Stored data =>
------------------------------------

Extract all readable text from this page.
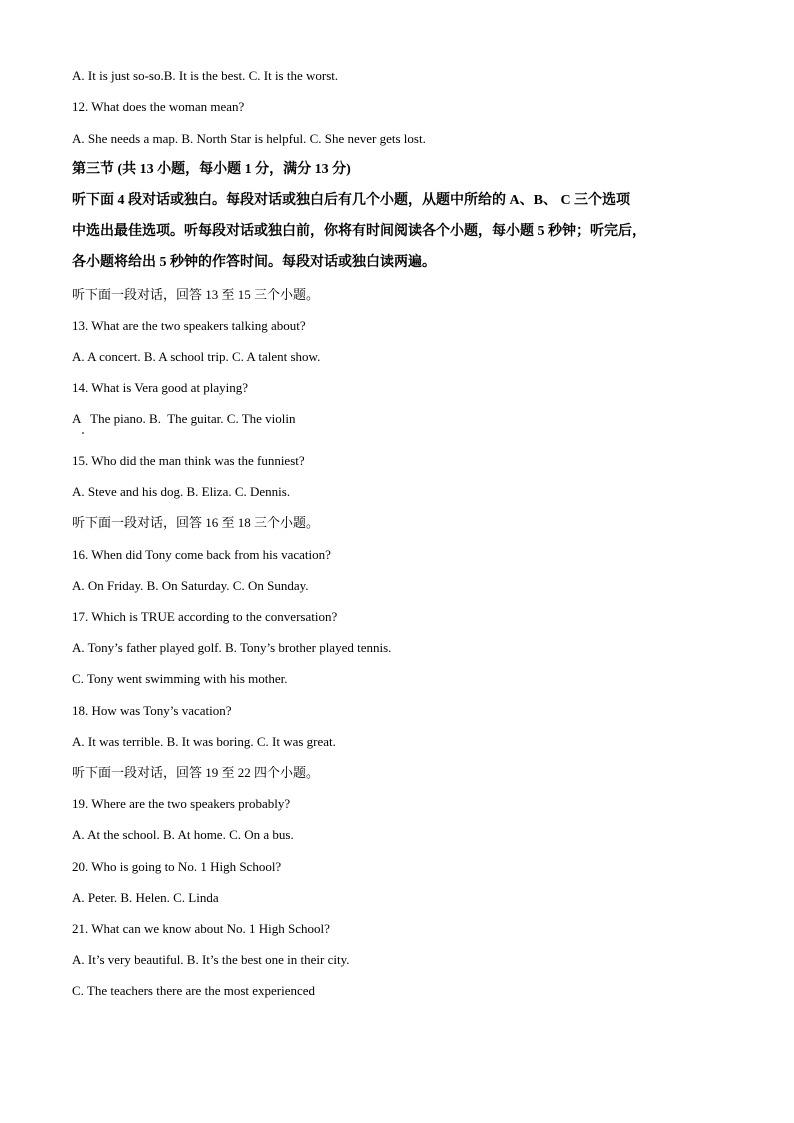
A. It is just so-so.B. It is the best. C. It is the worst.
12. What does the woman mean?
A. She needs a map. B. North Star is helpful. C. She never gets lost.
第三节 (共 13 小题，每小题 1 分，满分 13 分)
听下面 4 段对话或独白。每段对话或独白后有几个小题，从题中所给的 A、B、 C 三个选项
中选出最佳选项。听每段对话或独白前，你将有时间阅读各个小题，每小题 5 秒钟；听完后，
各小题将给出 5 秒钟的作答时间。每段对话或独白读两遍。
听下面一段对话，回答 13 至 15 三个小题。
13. What are the two speakers talking about?
A. A concert. B. A school trip. C. A talent show.
14. What is Vera good at playing?
A   The piano. B.  The guitar. C. The violin
15. Who did the man think was the funniest?
A. Steve and his dog. B. Eliza. C. Dennis.
听下面一段对话，回答 16 至 18 三个小题。
16. When did Tony come back from his vacation?
A. On Friday. B. On Saturday. C. On Sunday.
17. Which is TRUE according to the conversation?
A. Tony’s father played golf. B. Tony’s brother played tennis.
C. Tony went swimming with his mother.
18. How was Tony’s vacation?
A. It was terrible. B. It was boring. C. It was great.
听下面一段对话，回答 19 至 22 四个小题。
19. Where are the two speakers probably?
A. At the school. B. At home. C. On a bus.
20. Who is going to No. 1 High School?
A. Peter. B. Helen. C. Linda
21. What can we know about No. 1 High School?
A. It’s very beautiful. B. It’s the best one in their city.
C. The teachers there are the most experienced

------------------------------------

Problem => Find every line that holds "听下面一段对话" and copy it.

Answer to the exercise =>
听下面一段对话，回答 13 至 15 三个小题。
听下面一段对话，回答 16 至 18 三个小题。
听下面一段对话，回答 19 至 22 四个小题。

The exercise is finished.